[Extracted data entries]
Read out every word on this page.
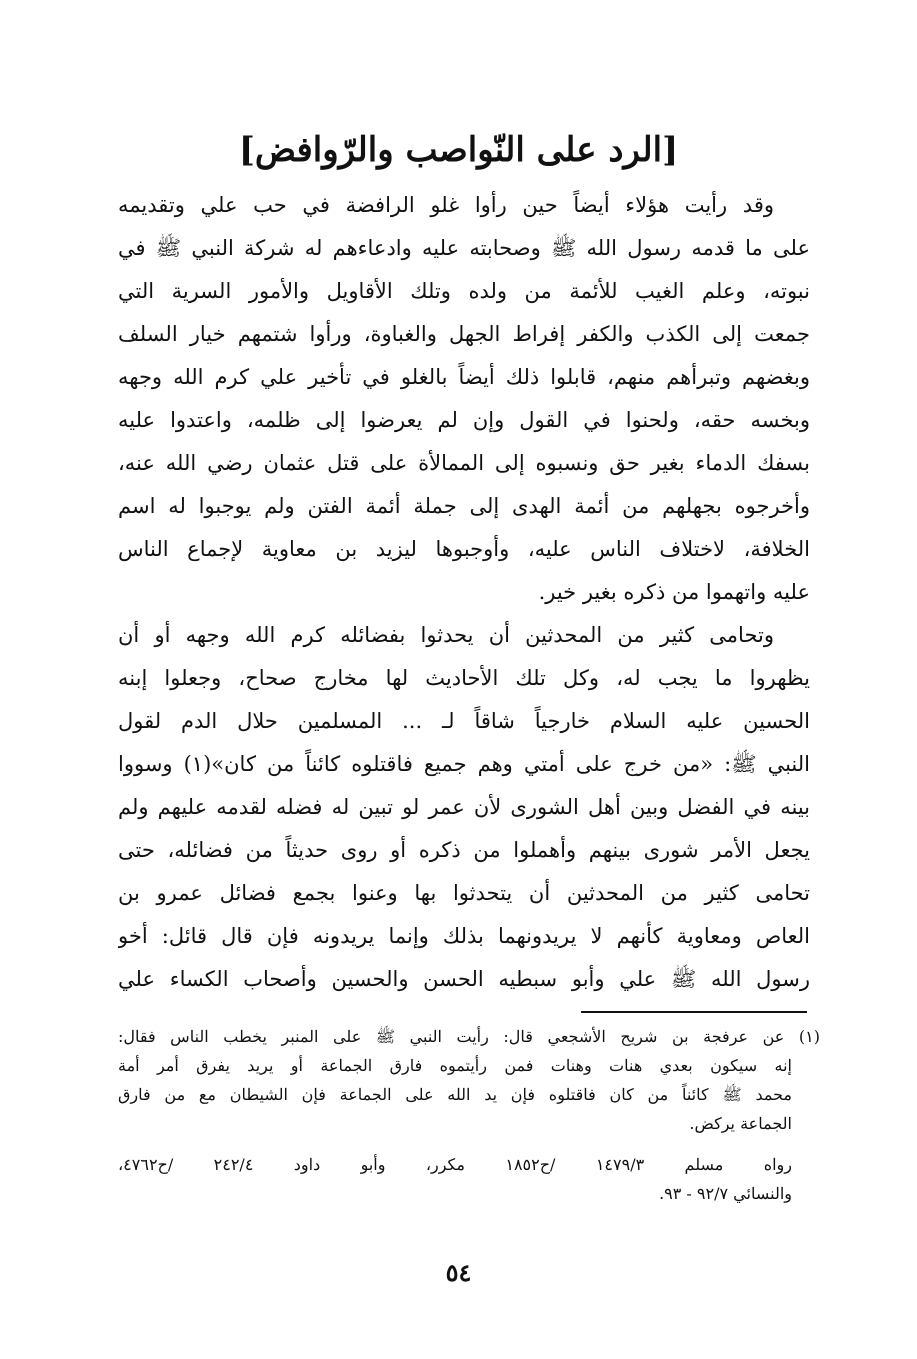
[الرد على النّواصب والرّوافض]
وقد رأيت هؤلاء أيضاً حين رأوا غلو الرافضة في حب علي وتقديمه
على ما قدمه رسول الله ﷺ وصحابته عليه وادعاءهم له شركة النبي ﷺ في
نبوته، وعلم الغيب للأئمة من ولده وتلك الأقاويل والأمور السرية التي
جمعت إلى الكذب والكفر إفراط الجهل والغباوة، ورأوا شتمهم خيار السلف
وبغضهم وتبرأهم منهم، قابلوا ذلك أيضاً بالغلو في تأخير علي كرم الله وجهه
وبخسه حقه، ولحنوا في القول وإن لم يعرضوا إلى ظلمه، واعتدوا عليه
بسفك الدماء بغير حق ونسبوه إلى الممالأة على قتل عثمان رضي الله عنه،
وأخرجوه بجهلهم من أئمة الهدى إلى جملة أئمة الفتن ولم يوجبوا له اسم
الخلافة، لاختلاف الناس عليه، وأوجبوها ليزيد بن معاوية لإجماع الناس
عليه واتهموا من ذكره بغير خير.
وتحامى كثير من المحدثين أن يحدثوا بفضائله كرم الله وجهه أو أن
يظهروا ما يجب له، وكل تلك الأحاديث لها مخارج صحاح، وجعلوا إبنه
الحسين عليه السلام خارجياً شاقاً لـ ... المسلمين حلال الدم لقول
النبي ﷺ: «من خرج على أمتي وهم جميع فاقتلوه كائناً من كان»(١) وسووا
بينه في الفضل وبين أهل الشورى لأن عمر لو تبين له فضله لقدمه عليهم ولم
يجعل الأمر شورى بينهم وأهملوا من ذكره أو روى حديثاً من فضائله، حتى
تحامى كثير من المحدثين أن يتحدثوا بها وعنوا بجمع فضائل عمرو بن
العاص ومعاوية كأنهم لا يريدونهما بذلك وإنما يريدونه فإن قال قائل: أخو
رسول الله ﷺ علي وأبو سبطيه الحسن والحسين وأصحاب الكساء علي
(١) عن عرفجة بن شريح الأشجعي قال: رأيت النبي ﷺ على المنبر يخطب الناس فقال:
إنه سيكون بعدي هنات وهنات فمن رأيتموه فارق الجماعة أو يريد يفرق أمر أمة
محمد ﷺ كائناً من كان فاقتلوه فإن يد الله على الجماعة فإن الشيطان مع من فارق
الجماعة يركض.
رواه مسلم ١٤٧٩/٣ /ح١٨٥٢ مكرر، وأبو داود ٢٤٢/٤ /ح٤٧٦٢،
والنسائي ٩٢/٧ - ٩٣.
٥٤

> [What to work on]:
Skip the pictures and transcribe the rest of the records exactly.

> [Result of the task]:
Read out every word on this page.
[الرد على النّواصب والرّوافض]
وقد رأيت هؤلاء أيضاً حين رأوا غلو الرافضة في حب علي وتقديمه
على ما قدمه رسول الله ﷺ وصحابته عليه وادعاءهم له شركة النبي ﷺ في
نبوته، وعلم الغيب للأئمة من ولده وتلك الأقاويل والأمور السرية التي
جمعت إلى الكذب والكفر إفراط الجهل والغباوة، ورأوا شتمهم خيار السلف
وبغضهم وتبرأهم منهم، قابلوا ذلك أيضاً بالغلو في تأخير علي كرم الله وجهه
وبخسه حقه، ولحنوا في القول وإن لم يعرضوا إلى ظلمه، واعتدوا عليه
بسفك الدماء بغير حق ونسبوه إلى الممالأة على قتل عثمان رضي الله عنه،
وأخرجوه بجهلهم من أئمة الهدى إلى جملة أئمة الفتن ولم يوجبوا له اسم
الخلافة، لاختلاف الناس عليه، وأوجبوها ليزيد بن معاوية لإجماع الناس
عليه واتهموا من ذكره بغير خير.
وتحامى كثير من المحدثين أن يحدثوا بفضائله كرم الله وجهه أو أن
يظهروا ما يجب له، وكل تلك الأحاديث لها مخارج صحاح، وجعلوا إبنه
الحسين عليه السلام خارجياً شاقاً لـ ... المسلمين حلال الدم لقول
النبي ﷺ: «من خرج على أمتي وهم جميع فاقتلوه كائناً من كان»(١) وسووا
بينه في الفضل وبين أهل الشورى لأن عمر لو تبين له فضله لقدمه عليهم ولم
يجعل الأمر شورى بينهم وأهملوا من ذكره أو روى حديثاً من فضائله، حتى
تحامى كثير من المحدثين أن يتحدثوا بها وعنوا بجمع فضائل عمرو بن
العاص ومعاوية كأنهم لا يريدونهما بذلك وإنما يريدونه فإن قال قائل: أخو
رسول الله ﷺ علي وأبو سبطيه الحسن والحسين وأصحاب الكساء علي
(١) عن عرفجة بن شريح الأشجعي قال: رأيت النبي ﷺ على المنبر يخطب الناس فقال:
إنه سيكون بعدي هنات وهنات فمن رأيتموه فارق الجماعة أو يريد يفرق أمر أمة
محمد ﷺ كائناً من كان فاقتلوه فإن يد الله على الجماعة فإن الشيطان مع من فارق
الجماعة يركض.
رواه مسلم ١٤٧٩/٣ /ح١٨٥٢ مكرر، وأبو داود ٢٤٢/٤ /ح٤٧٦٢،
والنسائي ٩٢/٧ - ٩٣.
٥٤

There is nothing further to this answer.